┌────────
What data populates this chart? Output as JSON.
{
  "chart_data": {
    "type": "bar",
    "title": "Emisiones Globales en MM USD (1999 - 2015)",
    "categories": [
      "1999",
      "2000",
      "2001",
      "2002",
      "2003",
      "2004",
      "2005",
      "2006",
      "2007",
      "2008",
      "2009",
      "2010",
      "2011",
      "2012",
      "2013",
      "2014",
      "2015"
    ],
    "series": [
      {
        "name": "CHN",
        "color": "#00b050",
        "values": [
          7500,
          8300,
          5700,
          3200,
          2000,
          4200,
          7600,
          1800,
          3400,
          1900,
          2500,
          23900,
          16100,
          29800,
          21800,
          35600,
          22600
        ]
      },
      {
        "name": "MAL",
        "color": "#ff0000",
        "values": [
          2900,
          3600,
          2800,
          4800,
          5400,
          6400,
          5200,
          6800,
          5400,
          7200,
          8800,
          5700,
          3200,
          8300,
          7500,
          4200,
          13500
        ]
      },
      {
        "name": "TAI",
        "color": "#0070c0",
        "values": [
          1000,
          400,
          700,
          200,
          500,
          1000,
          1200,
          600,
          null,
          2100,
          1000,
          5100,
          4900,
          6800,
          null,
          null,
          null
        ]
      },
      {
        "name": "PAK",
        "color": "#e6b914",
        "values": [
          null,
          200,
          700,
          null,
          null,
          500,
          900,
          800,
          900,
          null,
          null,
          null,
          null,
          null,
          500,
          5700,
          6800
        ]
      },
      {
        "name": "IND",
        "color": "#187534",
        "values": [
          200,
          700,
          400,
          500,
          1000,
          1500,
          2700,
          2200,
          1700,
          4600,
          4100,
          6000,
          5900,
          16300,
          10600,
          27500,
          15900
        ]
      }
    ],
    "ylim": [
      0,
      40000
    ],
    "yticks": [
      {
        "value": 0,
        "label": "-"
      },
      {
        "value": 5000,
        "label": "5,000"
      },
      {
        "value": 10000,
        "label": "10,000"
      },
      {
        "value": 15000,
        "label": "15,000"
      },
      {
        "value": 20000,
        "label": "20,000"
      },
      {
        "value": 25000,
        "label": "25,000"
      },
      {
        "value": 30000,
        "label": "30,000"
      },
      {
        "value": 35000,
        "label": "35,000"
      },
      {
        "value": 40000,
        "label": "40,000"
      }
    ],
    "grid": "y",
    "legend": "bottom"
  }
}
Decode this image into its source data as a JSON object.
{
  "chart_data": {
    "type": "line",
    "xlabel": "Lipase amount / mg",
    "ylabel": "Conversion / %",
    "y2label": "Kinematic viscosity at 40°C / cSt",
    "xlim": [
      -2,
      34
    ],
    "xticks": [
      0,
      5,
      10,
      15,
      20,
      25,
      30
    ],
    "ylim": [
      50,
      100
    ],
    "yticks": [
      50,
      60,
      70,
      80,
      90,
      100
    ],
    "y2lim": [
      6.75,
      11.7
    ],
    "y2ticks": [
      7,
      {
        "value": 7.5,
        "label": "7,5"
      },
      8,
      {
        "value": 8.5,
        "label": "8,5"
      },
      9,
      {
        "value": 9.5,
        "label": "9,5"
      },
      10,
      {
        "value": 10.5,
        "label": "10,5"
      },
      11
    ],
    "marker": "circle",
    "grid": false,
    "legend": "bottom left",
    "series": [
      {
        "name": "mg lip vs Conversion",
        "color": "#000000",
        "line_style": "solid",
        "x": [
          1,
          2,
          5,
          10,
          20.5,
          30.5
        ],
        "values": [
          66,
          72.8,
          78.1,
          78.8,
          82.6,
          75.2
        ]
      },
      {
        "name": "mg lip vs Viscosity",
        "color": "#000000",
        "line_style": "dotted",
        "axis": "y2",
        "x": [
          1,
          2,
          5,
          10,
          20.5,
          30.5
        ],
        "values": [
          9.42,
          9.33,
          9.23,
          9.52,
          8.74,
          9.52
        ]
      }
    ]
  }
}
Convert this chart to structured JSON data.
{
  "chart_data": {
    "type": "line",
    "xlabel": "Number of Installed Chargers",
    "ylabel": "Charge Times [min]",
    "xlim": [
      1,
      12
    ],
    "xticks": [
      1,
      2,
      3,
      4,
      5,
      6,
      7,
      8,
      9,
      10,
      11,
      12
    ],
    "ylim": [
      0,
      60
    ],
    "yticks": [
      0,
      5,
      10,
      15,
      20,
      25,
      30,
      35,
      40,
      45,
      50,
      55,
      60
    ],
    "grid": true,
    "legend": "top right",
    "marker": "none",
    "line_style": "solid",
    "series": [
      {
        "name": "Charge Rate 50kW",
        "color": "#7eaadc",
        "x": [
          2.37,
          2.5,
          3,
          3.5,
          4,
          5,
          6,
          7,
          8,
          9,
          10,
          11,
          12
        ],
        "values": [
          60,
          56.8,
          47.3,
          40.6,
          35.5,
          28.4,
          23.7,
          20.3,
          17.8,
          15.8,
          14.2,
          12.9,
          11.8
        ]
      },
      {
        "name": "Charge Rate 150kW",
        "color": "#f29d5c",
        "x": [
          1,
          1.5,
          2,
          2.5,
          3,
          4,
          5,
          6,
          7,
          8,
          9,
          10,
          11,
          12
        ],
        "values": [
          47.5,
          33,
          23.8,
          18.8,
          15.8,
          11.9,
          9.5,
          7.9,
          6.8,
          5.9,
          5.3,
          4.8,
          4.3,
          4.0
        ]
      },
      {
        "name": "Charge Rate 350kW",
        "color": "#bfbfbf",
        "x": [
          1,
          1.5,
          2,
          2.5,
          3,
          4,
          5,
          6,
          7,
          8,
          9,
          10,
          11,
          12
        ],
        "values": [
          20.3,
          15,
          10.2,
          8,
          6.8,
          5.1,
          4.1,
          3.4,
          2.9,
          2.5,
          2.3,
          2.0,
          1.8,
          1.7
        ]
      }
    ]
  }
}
└────────
What to work on: Each entry is to be returned in full, character for character.

Result of the task:
What data populates this chart? Output as JSON.
{
  "chart_data": {
    "type": "bar",
    "title": "Emisiones Globales en MM USD (1999 - 2015)",
    "categories": [
      "1999",
      "2000",
      "2001",
      "2002",
      "2003",
      "2004",
      "2005",
      "2006",
      "2007",
      "2008",
      "2009",
      "2010",
      "2011",
      "2012",
      "2013",
      "2014",
      "2015"
    ],
    "series": [
      {
        "name": "CHN",
        "color": "#00b050",
        "values": [
          7500,
          8300,
          5700,
          3200,
          2000,
          4200,
          7600,
          1800,
          3400,
          1900,
          2500,
          23900,
          16100,
          29800,
          21800,
          35600,
          22600
        ]
      },
      {
        "name": "MAL",
        "color": "#ff0000",
        "values": [
          2900,
          3600,
          2800,
          4800,
          5400,
          6400,
          5200,
          6800,
          5400,
          7200,
          8800,
          5700,
          3200,
          8300,
          7500,
          4200,
          13500
        ]
      },
      {
        "name": "TAI",
        "color": "#0070c0",
        "values": [
          1000,
          400,
          700,
          200,
          500,
          1000,
          1200,
          600,
          null,
          2100,
          1000,
          5100,
          4900,
          6800,
          null,
          null,
          null
        ]
      },
      {
        "name": "PAK",
        "color": "#e6b914",
        "values": [
          null,
          200,
          700,
          null,
          null,
          500,
          900,
          800,
          900,
          null,
          null,
          null,
          null,
          null,
          500,
          5700,
          6800
        ]
      },
      {
        "name": "IND",
        "color": "#187534",
        "values": [
          200,
          700,
          400,
          500,
          1000,
          1500,
          2700,
          2200,
          1700,
          4600,
          4100,
          6000,
          5900,
          16300,
          10600,
          27500,
          15900
        ]
      }
    ],
    "ylim": [
      0,
      40000
    ],
    "yticks": [
      {
        "value": 0,
        "label": "-"
      },
      {
        "value": 5000,
        "label": "5,000"
      },
      {
        "value": 10000,
        "label": "10,000"
      },
      {
        "value": 15000,
        "label": "15,000"
      },
      {
        "value": 20000,
        "label": "20,000"
      },
      {
        "value": 25000,
        "label": "25,000"
      },
      {
        "value": 30000,
        "label": "30,000"
      },
      {
        "value": 35000,
        "label": "35,000"
      },
      {
        "value": 40000,
        "label": "40,000"
      }
    ],
    "grid": "y",
    "legend": "bottom"
  }
}
Decode this image into its source data as a JSON object.
{
  "chart_data": {
    "type": "line",
    "xlabel": "Lipase amount / mg",
    "ylabel": "Conversion / %",
    "y2label": "Kinematic viscosity at 40°C / cSt",
    "xlim": [
      -2,
      34
    ],
    "xticks": [
      0,
      5,
      10,
      15,
      20,
      25,
      30
    ],
    "ylim": [
      50,
      100
    ],
    "yticks": [
      50,
      60,
      70,
      80,
      90,
      100
    ],
    "y2lim": [
      6.75,
      11.7
    ],
    "y2ticks": [
      7,
      {
        "value": 7.5,
        "label": "7,5"
      },
      8,
      {
        "value": 8.5,
        "label": "8,5"
      },
      9,
      {
        "value": 9.5,
        "label": "9,5"
      },
      10,
      {
        "value": 10.5,
        "label": "10,5"
      },
      11
    ],
    "marker": "circle",
    "grid": false,
    "legend": "bottom left",
    "series": [
      {
        "name": "mg lip vs Conversion",
        "color": "#000000",
        "line_style": "solid",
        "x": [
          1,
          2,
          5,
          10,
          20.5,
          30.5
        ],
        "values": [
          66,
          72.8,
          78.1,
          78.8,
          82.6,
          75.2
        ]
      },
      {
        "name": "mg lip vs Viscosity",
        "color": "#000000",
        "line_style": "dotted",
        "axis": "y2",
        "x": [
          1,
          2,
          5,
          10,
          20.5,
          30.5
        ],
        "values": [
          9.42,
          9.33,
          9.23,
          9.52,
          8.74,
          9.52
        ]
      }
    ]
  }
}
Convert this chart to structured JSON data.
{
  "chart_data": {
    "type": "line",
    "xlabel": "Number of Installed Chargers",
    "ylabel": "Charge Times [min]",
    "xlim": [
      1,
      12
    ],
    "xticks": [
      1,
      2,
      3,
      4,
      5,
      6,
      7,
      8,
      9,
      10,
      11,
      12
    ],
    "ylim": [
      0,
      60
    ],
    "yticks": [
      0,
      5,
      10,
      15,
      20,
      25,
      30,
      35,
      40,
      45,
      50,
      55,
      60
    ],
    "grid": true,
    "legend": "top right",
    "marker": "none",
    "line_style": "solid",
    "series": [
      {
        "name": "Charge Rate 50kW",
        "color": "#7eaadc",
        "x": [
          2.37,
          2.5,
          3,
          3.5,
          4,
          5,
          6,
          7,
          8,
          9,
          10,
          11,
          12
        ],
        "values": [
          60,
          56.8,
          47.3,
          40.6,
          35.5,
          28.4,
          23.7,
          20.3,
          17.8,
          15.8,
          14.2,
          12.9,
          11.8
        ]
      },
      {
        "name": "Charge Rate 150kW",
        "color": "#f29d5c",
        "x": [
          1,
          1.5,
          2,
          2.5,
          3,
          4,
          5,
          6,
          7,
          8,
          9,
          10,
          11,
          12
        ],
        "values": [
          47.5,
          33,
          23.8,
          18.8,
          15.8,
          11.9,
          9.5,
          7.9,
          6.8,
          5.9,
          5.3,
          4.8,
          4.3,
          4.0
        ]
      },
      {
        "name": "Charge Rate 350kW",
        "color": "#bfbfbf",
        "x": [
          1,
          1.5,
          2,
          2.5,
          3,
          4,
          5,
          6,
          7,
          8,
          9,
          10,
          11,
          12
        ],
        "values": [
          20.3,
          15,
          10.2,
          8,
          6.8,
          5.1,
          4.1,
          3.4,
          2.9,
          2.5,
          2.3,
          2.0,
          1.8,
          1.7
        ]
      }
    ]
  }
}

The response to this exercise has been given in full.